In the records that follow, locate every line with "marker" and extract it.

▬▬▬▬▬▬▬▬▬▬

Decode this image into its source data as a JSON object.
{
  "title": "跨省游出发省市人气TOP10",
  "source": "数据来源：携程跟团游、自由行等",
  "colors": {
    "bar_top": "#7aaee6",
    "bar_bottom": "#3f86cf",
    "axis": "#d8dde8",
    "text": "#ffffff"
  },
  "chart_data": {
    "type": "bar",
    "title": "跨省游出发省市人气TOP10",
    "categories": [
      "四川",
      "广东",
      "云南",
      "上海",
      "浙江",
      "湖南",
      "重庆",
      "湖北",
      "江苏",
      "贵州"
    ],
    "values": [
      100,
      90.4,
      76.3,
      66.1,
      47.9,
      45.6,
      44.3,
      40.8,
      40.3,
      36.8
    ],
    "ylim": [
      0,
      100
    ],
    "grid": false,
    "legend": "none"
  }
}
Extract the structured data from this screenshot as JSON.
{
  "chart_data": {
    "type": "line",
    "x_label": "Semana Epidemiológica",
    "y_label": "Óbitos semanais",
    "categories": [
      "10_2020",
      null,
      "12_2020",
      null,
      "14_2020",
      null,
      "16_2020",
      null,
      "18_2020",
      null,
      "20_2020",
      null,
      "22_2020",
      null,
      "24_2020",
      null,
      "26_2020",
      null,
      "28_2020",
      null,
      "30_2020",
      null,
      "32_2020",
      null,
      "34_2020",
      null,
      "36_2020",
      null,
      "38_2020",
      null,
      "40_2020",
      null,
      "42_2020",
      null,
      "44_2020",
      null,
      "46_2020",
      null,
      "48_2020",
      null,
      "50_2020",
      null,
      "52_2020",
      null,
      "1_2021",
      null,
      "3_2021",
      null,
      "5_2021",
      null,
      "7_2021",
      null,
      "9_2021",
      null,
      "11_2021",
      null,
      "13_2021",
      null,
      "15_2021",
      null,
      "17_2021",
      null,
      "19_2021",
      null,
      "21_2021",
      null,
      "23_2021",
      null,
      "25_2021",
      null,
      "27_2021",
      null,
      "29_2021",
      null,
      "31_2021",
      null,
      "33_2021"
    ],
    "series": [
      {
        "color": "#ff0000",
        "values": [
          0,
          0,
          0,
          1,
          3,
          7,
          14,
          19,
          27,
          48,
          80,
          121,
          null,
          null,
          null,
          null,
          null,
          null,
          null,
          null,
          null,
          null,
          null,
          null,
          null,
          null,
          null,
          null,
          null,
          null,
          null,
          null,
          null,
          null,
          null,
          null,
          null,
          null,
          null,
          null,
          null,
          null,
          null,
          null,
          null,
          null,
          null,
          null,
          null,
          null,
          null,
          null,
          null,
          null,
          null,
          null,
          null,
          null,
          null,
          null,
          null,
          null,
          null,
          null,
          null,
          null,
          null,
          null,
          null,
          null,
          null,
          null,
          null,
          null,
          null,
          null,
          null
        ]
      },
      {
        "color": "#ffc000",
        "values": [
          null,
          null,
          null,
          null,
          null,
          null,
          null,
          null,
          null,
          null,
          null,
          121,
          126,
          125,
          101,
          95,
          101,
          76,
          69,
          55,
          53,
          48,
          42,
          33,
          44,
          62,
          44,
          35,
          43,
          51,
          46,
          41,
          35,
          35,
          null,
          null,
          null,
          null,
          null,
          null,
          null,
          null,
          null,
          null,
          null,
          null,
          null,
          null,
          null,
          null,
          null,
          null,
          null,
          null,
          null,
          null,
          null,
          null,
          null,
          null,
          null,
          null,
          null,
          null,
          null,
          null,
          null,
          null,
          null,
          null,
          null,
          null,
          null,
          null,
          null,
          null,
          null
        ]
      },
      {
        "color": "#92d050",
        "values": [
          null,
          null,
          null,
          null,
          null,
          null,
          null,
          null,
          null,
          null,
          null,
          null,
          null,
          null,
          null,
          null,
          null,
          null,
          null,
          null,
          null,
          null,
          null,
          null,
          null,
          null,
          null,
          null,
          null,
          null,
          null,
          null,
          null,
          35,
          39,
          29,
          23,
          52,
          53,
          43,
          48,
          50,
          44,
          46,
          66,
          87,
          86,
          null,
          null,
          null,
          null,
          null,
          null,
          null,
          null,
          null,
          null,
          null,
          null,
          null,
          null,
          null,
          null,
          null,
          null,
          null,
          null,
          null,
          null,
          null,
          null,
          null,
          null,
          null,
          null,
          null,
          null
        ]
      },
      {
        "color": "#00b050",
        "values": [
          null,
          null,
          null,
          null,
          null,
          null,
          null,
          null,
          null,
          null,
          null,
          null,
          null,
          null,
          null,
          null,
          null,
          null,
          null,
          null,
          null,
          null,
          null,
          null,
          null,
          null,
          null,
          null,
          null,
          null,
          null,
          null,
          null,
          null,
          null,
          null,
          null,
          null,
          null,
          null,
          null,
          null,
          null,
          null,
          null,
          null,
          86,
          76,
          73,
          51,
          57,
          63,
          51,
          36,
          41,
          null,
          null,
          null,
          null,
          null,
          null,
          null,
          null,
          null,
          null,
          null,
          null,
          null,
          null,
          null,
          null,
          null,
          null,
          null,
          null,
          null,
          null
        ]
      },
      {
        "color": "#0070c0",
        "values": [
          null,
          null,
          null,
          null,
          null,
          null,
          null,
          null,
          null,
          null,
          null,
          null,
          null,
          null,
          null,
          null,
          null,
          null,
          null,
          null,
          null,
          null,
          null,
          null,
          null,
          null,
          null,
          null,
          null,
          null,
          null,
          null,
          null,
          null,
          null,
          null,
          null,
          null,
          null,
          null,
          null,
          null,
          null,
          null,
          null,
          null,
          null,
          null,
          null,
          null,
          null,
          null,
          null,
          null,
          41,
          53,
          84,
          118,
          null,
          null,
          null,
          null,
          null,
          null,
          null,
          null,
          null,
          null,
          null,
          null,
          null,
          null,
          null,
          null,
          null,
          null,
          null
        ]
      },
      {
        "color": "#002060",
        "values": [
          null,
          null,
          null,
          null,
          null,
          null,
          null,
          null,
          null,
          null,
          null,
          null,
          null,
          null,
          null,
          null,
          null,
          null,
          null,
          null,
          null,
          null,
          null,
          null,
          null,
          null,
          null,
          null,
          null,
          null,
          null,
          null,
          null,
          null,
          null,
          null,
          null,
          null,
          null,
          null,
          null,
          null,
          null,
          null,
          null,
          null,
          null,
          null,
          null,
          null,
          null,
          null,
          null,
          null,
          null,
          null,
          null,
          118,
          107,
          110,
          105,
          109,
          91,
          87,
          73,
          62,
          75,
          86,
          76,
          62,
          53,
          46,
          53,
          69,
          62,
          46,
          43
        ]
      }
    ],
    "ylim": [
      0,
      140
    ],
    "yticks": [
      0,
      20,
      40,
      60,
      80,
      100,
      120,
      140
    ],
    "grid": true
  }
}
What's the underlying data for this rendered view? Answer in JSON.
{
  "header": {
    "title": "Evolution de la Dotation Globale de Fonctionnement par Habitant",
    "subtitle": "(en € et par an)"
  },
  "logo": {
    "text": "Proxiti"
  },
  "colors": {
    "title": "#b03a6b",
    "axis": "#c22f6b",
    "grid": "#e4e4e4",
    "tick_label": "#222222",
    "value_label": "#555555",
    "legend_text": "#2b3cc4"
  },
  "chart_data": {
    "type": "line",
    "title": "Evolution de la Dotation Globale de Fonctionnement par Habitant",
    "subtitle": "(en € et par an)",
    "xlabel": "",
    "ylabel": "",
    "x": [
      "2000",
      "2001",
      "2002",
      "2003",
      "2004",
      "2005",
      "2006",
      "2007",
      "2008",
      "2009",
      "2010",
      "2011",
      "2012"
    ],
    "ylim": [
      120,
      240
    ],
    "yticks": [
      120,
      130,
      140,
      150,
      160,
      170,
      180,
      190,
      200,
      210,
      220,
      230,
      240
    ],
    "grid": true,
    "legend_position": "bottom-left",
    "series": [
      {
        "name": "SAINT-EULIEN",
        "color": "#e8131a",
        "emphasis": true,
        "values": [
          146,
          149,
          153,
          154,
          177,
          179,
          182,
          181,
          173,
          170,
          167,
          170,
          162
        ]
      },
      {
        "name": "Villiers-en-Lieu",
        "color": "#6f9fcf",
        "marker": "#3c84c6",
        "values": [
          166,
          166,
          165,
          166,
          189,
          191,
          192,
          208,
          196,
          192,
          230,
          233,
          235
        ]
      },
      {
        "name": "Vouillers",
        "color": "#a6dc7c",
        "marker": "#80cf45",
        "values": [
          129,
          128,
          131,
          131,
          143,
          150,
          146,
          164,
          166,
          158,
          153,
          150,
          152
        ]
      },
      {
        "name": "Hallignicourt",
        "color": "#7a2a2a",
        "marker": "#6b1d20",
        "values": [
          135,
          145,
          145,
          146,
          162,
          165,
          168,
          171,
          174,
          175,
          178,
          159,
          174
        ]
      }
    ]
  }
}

▬▬▬▬▬▬▬▬▬▬

**RESULT OF THIS EXERCISE**
        "marker": "#3c84c6",
        "marker": "#80cf45",
        "marker": "#6b1d20",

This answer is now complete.